EXERCISE DESCRIPTION:
State how many lines of the records contain the string "Pendulum", and give no other information.

++++ INFORMATION GIVEN

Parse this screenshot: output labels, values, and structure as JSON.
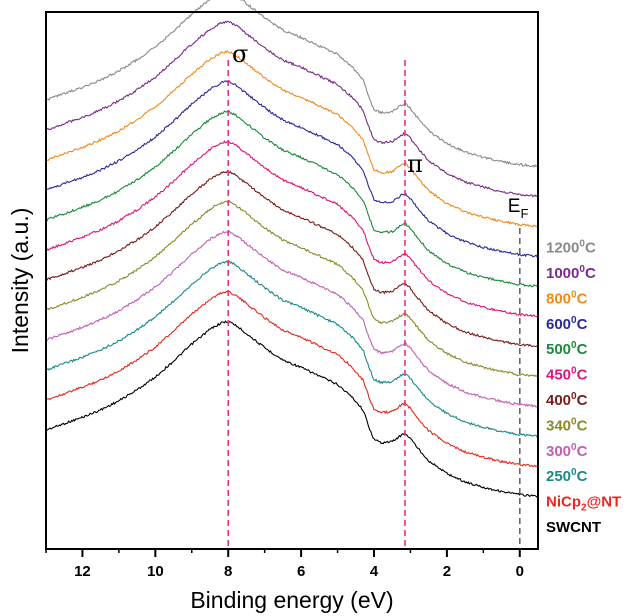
{
  "chart_data": {
    "type": "line",
    "xlabel": "Binding energy (eV)",
    "ylabel": "Intensity (a.u.)",
    "xlim": [
      13,
      -0.5
    ],
    "x_reversed": true,
    "x_ticks": [
      12,
      10,
      8,
      6,
      4,
      2,
      0
    ],
    "y_ticks": [],
    "grid": false,
    "annotations": [
      {
        "text": "σ",
        "x": 8.0
      },
      {
        "text": "π",
        "x": 3.15
      },
      {
        "text": "E",
        "sub": "F",
        "x": 0
      }
    ],
    "reference_lines": [
      {
        "x": 8.0,
        "color": "#e8337a",
        "style": "dashed"
      },
      {
        "x": 3.15,
        "color": "#e8337a",
        "style": "dashed"
      },
      {
        "x": 0,
        "color": "#666666",
        "style": "dashed"
      }
    ],
    "series": [
      {
        "name": "SWCNT",
        "label_base": "SWCNT",
        "label_sup": "",
        "label_sub": "",
        "label_tail": "",
        "color": "#000000",
        "offset": 0
      },
      {
        "name": "NiCp2@NT",
        "label_base": "NiCp",
        "label_sup": "",
        "label_sub": "2",
        "label_tail": "@NT",
        "color": "#e8281e",
        "offset": 1
      },
      {
        "name": "250⁰C",
        "label_base": "250",
        "label_sup": "0",
        "label_sub": "",
        "label_tail": "C",
        "color": "#1a8a8a",
        "offset": 2
      },
      {
        "name": "300⁰C",
        "label_base": "300",
        "label_sup": "0",
        "label_sub": "",
        "label_tail": "C",
        "color": "#c25fb4",
        "offset": 3
      },
      {
        "name": "340⁰C",
        "label_base": "340",
        "label_sup": "0",
        "label_sub": "",
        "label_tail": "C",
        "color": "#8a8a2a",
        "offset": 4
      },
      {
        "name": "400⁰C",
        "label_base": "400",
        "label_sup": "0",
        "label_sub": "",
        "label_tail": "C",
        "color": "#7a1a1a",
        "offset": 5
      },
      {
        "name": "450⁰C",
        "label_base": "450",
        "label_sup": "0",
        "label_sub": "",
        "label_tail": "C",
        "color": "#e0157a",
        "offset": 6
      },
      {
        "name": "500⁰C",
        "label_base": "500",
        "label_sup": "0",
        "label_sub": "",
        "label_tail": "C",
        "color": "#1a8a3a",
        "offset": 7
      },
      {
        "name": "600⁰C",
        "label_base": "600",
        "label_sup": "0",
        "label_sub": "",
        "label_tail": "C",
        "color": "#2a2a9a",
        "offset": 8
      },
      {
        "name": "800⁰C",
        "label_base": "800",
        "label_sup": "0",
        "label_sub": "",
        "label_tail": "C",
        "color": "#f28a1a",
        "offset": 9
      },
      {
        "name": "1000⁰C",
        "label_base": "1000",
        "label_sup": "0",
        "label_sub": "",
        "label_tail": "C",
        "color": "#7a2a8a",
        "offset": 10
      },
      {
        "name": "1200⁰C",
        "label_base": "1200",
        "label_sup": "0",
        "label_sub": "",
        "label_tail": "C",
        "color": "#8a8a8a",
        "offset": 11
      }
    ],
    "profile_x": [
      13,
      12.5,
      12,
      11.5,
      11,
      10.5,
      10,
      9.5,
      9,
      8.5,
      8.2,
      8,
      7.8,
      7.5,
      7,
      6.5,
      6,
      5.5,
      5,
      4.6,
      4.3,
      4.15,
      4.0,
      3.8,
      3.5,
      3.3,
      3.15,
      3.0,
      2.8,
      2.5,
      2.0,
      1.5,
      1.0,
      0.5,
      0,
      -0.5
    ],
    "profile_y": [
      0.0,
      0.12,
      0.24,
      0.38,
      0.55,
      0.76,
      1.0,
      1.3,
      1.62,
      1.9,
      2.02,
      2.05,
      1.98,
      1.82,
      1.55,
      1.32,
      1.18,
      1.02,
      0.86,
      0.62,
      0.38,
      0.08,
      -0.18,
      -0.24,
      -0.22,
      -0.12,
      -0.06,
      -0.16,
      -0.34,
      -0.58,
      -0.82,
      -0.98,
      -1.08,
      -1.16,
      -1.22,
      -1.25
    ]
  }
}
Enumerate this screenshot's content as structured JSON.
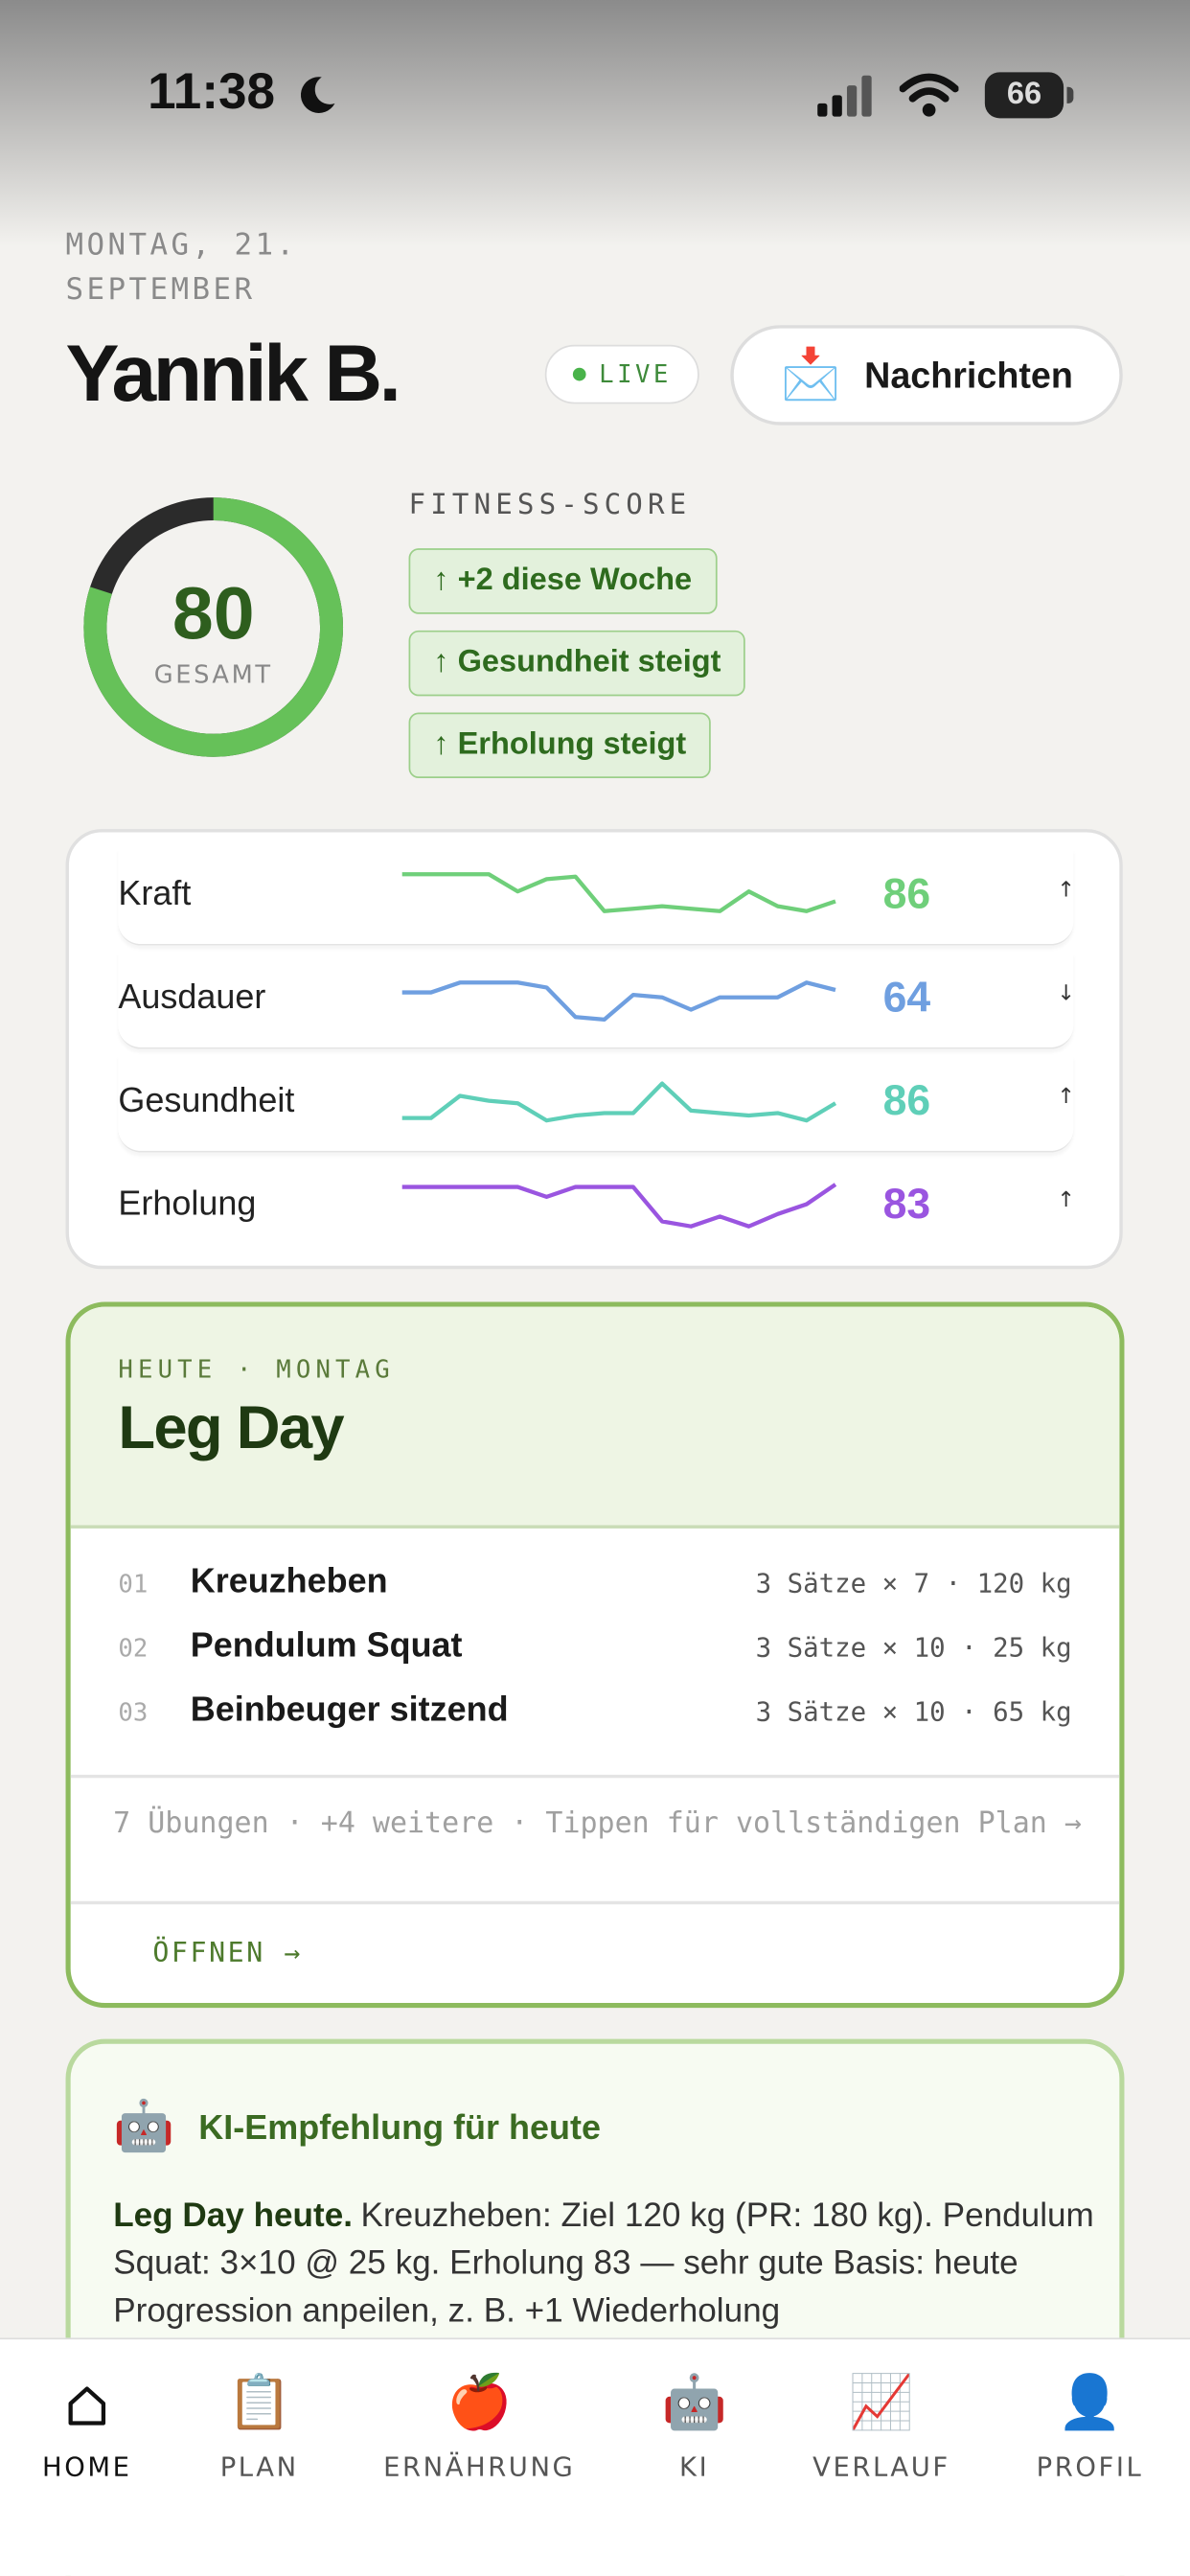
{
  "status_bar": {
    "time": "11:38",
    "battery": "66"
  },
  "header": {
    "date_line1": "MONTAG, 21.",
    "date_line2": "SEPTEMBER",
    "name": "Yannik B.",
    "live": "LIVE",
    "messages_icon": "📩",
    "messages_button": "Nachrichten"
  },
  "score": {
    "value": 80,
    "range": [
      0,
      100
    ],
    "label": "GESAMT",
    "title": "FITNESS-SCORE",
    "badges": [
      "↑ +2 diese Woche",
      "↑ Gesundheit steigt",
      "↑ Erholung steigt"
    ]
  },
  "metrics": {
    "trend_range": [
      0,
      100
    ],
    "rows": [
      {
        "label": "Kraft",
        "value": 86,
        "trend_arrow": "↑",
        "color": "#6fcf7a",
        "trend": [
          95,
          95,
          95,
          95,
          60,
          85,
          90,
          20,
          25,
          30,
          25,
          20,
          60,
          30,
          20,
          40
        ]
      },
      {
        "label": "Ausdauer",
        "value": 64,
        "trend_arrow": "↓",
        "color": "#6f9fe0",
        "trend": [
          65,
          65,
          85,
          85,
          85,
          75,
          15,
          10,
          60,
          55,
          30,
          55,
          55,
          55,
          85,
          70
        ]
      },
      {
        "label": "Gesundheit",
        "value": 86,
        "trend_arrow": "↑",
        "color": "#5fcfb8",
        "trend": [
          20,
          20,
          65,
          55,
          50,
          15,
          25,
          30,
          30,
          90,
          35,
          30,
          25,
          30,
          15,
          50
        ]
      },
      {
        "label": "Erholung",
        "value": 83,
        "trend_arrow": "↑",
        "color": "#9a55e0",
        "trend": [
          90,
          90,
          90,
          90,
          90,
          70,
          90,
          90,
          90,
          20,
          10,
          30,
          10,
          35,
          55,
          95
        ]
      }
    ]
  },
  "workout": {
    "eyebrow": "HEUTE · MONTAG",
    "title": "Leg Day",
    "exercises": [
      {
        "number": "01",
        "name": "Kreuzheben",
        "detail": "3 Sätze × 7 · 120 kg"
      },
      {
        "number": "02",
        "name": "Pendulum Squat",
        "detail": "3 Sätze × 10 · 25 kg"
      },
      {
        "number": "03",
        "name": "Beinbeuger sitzend",
        "detail": "3 Sätze × 10 · 65 kg"
      }
    ],
    "footer": "7 Übungen · +4 weitere · Tippen für vollständigen Plan →",
    "open_button": "ÖFFNEN →"
  },
  "recommendation": {
    "icon": "🤖",
    "title": "KI-Empfehlung für heute",
    "lead": "Leg Day heute.",
    "text": "Kreuzheben: Ziel 120 kg (PR: 180 kg). Pendulum Squat: 3×10 @ 25 kg. Erholung 83 — sehr gute Basis: heute Progression anpeilen, z. B. +1 Wiederholung"
  },
  "nav": [
    {
      "label": "HOME"
    },
    {
      "icon": "📋",
      "label": "PLAN"
    },
    {
      "icon": "🍎",
      "label": "ERNÄHRUNG"
    },
    {
      "icon": "🤖",
      "label": "KI"
    },
    {
      "icon": "📈",
      "label": "VERLAUF"
    },
    {
      "icon": "👤",
      "label": "PROFIL"
    }
  ]
}
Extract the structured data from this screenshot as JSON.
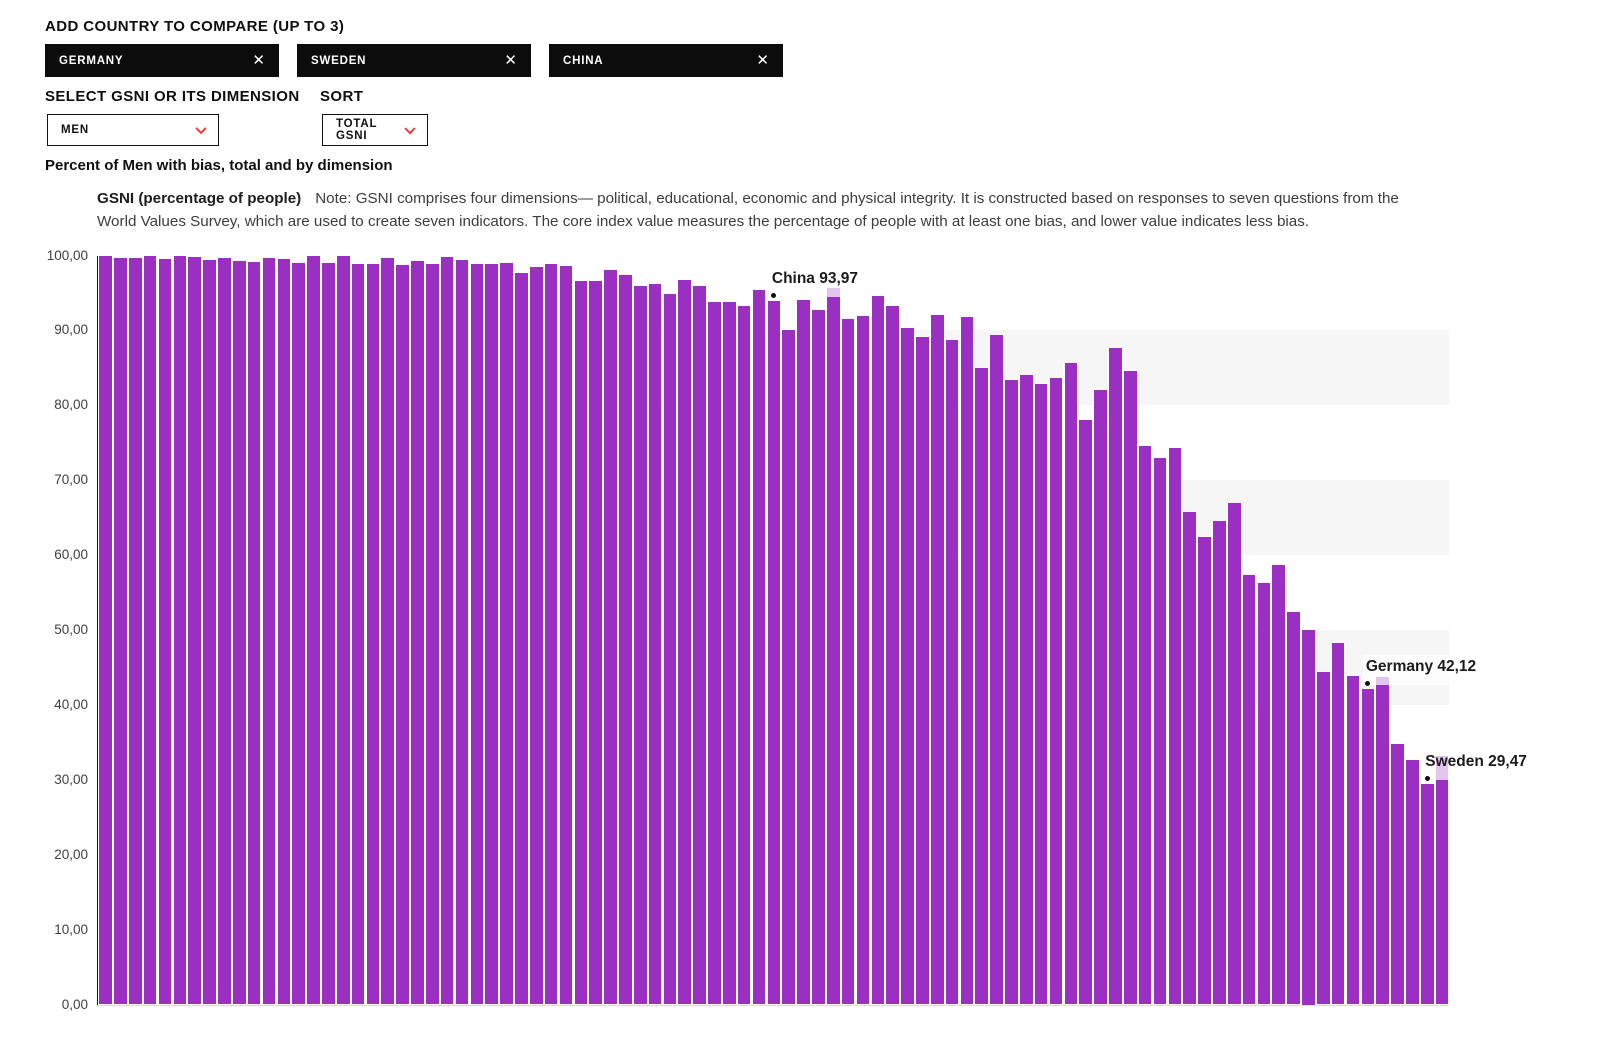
{
  "controls": {
    "add_country_label": "ADD COUNTRY TO COMPARE (UP TO 3)",
    "chips": [
      {
        "label": "GERMANY"
      },
      {
        "label": "SWEDEN"
      },
      {
        "label": "CHINA"
      }
    ],
    "remove_icon": "✕",
    "select_dimension_label": "SELECT GSNI OR ITS DIMENSION",
    "sort_label": "SORT",
    "dimension_dropdown": {
      "value": "MEN"
    },
    "sort_dropdown": {
      "value": "TOTAL GSNI"
    }
  },
  "chart_title": "Percent of Men with bias, total and by dimension",
  "note": {
    "lead": "GSNI (percentage of people)",
    "line1": "Note: GSNI comprises four dimensions— political, educational, economic and physical integrity. It is constructed based on responses to seven questions from the",
    "line2": "World Values Survey, which are used to create seven indicators. The core index value measures the percentage of people with at least one bias, and lower value indicates less bias."
  },
  "chart_data": {
    "type": "bar",
    "title": "Percent of Men with bias, total and by dimension",
    "ylabel": "GSNI (percentage of people)",
    "ylim": [
      0,
      100
    ],
    "ytick_step": 10,
    "ytick_labels": [
      "0,00",
      "10,00",
      "20,00",
      "30,00",
      "40,00",
      "50,00",
      "60,00",
      "70,00",
      "80,00",
      "90,00",
      "100,00"
    ],
    "grid_bands": [
      [
        80,
        90
      ],
      [
        60,
        70
      ],
      [
        40,
        50
      ]
    ],
    "legend": "none",
    "bar_color": "#9b2fc1",
    "band_color": "#f6f6f7",
    "values": [
      99.9,
      99.7,
      99.7,
      99.9,
      99.5,
      99.9,
      99.8,
      99.4,
      99.7,
      99.2,
      99.1,
      99.6,
      99.5,
      99.0,
      99.9,
      99.0,
      99.9,
      98.8,
      98.9,
      99.7,
      98.7,
      99.3,
      98.8,
      99.8,
      99.4,
      98.8,
      98.8,
      99.0,
      97.6,
      98.4,
      98.9,
      98.6,
      96.6,
      96.6,
      98.1,
      97.4,
      95.9,
      96.2,
      94.8,
      96.7,
      95.9,
      93.8,
      93.8,
      93.2,
      95.4,
      93.97,
      90.0,
      94.0,
      92.7,
      95.6,
      91.5,
      91.9,
      94.6,
      93.2,
      90.3,
      89.1,
      92.1,
      88.7,
      91.8,
      85.0,
      89.4,
      83.4,
      84.0,
      82.8,
      83.7,
      85.6,
      78.0,
      82.1,
      87.6,
      84.6,
      74.5,
      72.9,
      74.3,
      65.7,
      62.4,
      64.5,
      67.0,
      57.3,
      56.3,
      58.7,
      52.4,
      50.0,
      44.4,
      48.2,
      43.8,
      42.12,
      43.7,
      34.8,
      32.7,
      29.47,
      33.2
    ],
    "annotations": [
      {
        "index": 45,
        "country": "China",
        "value": 93.97,
        "display": "China 93,97"
      },
      {
        "index": 85,
        "country": "Germany",
        "value": 42.12,
        "display": "Germany 42,12"
      },
      {
        "index": 89,
        "country": "Sweden",
        "value": 29.47,
        "display": "Sweden 29,47"
      }
    ]
  }
}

++++++++

TASK SOLUTION:
2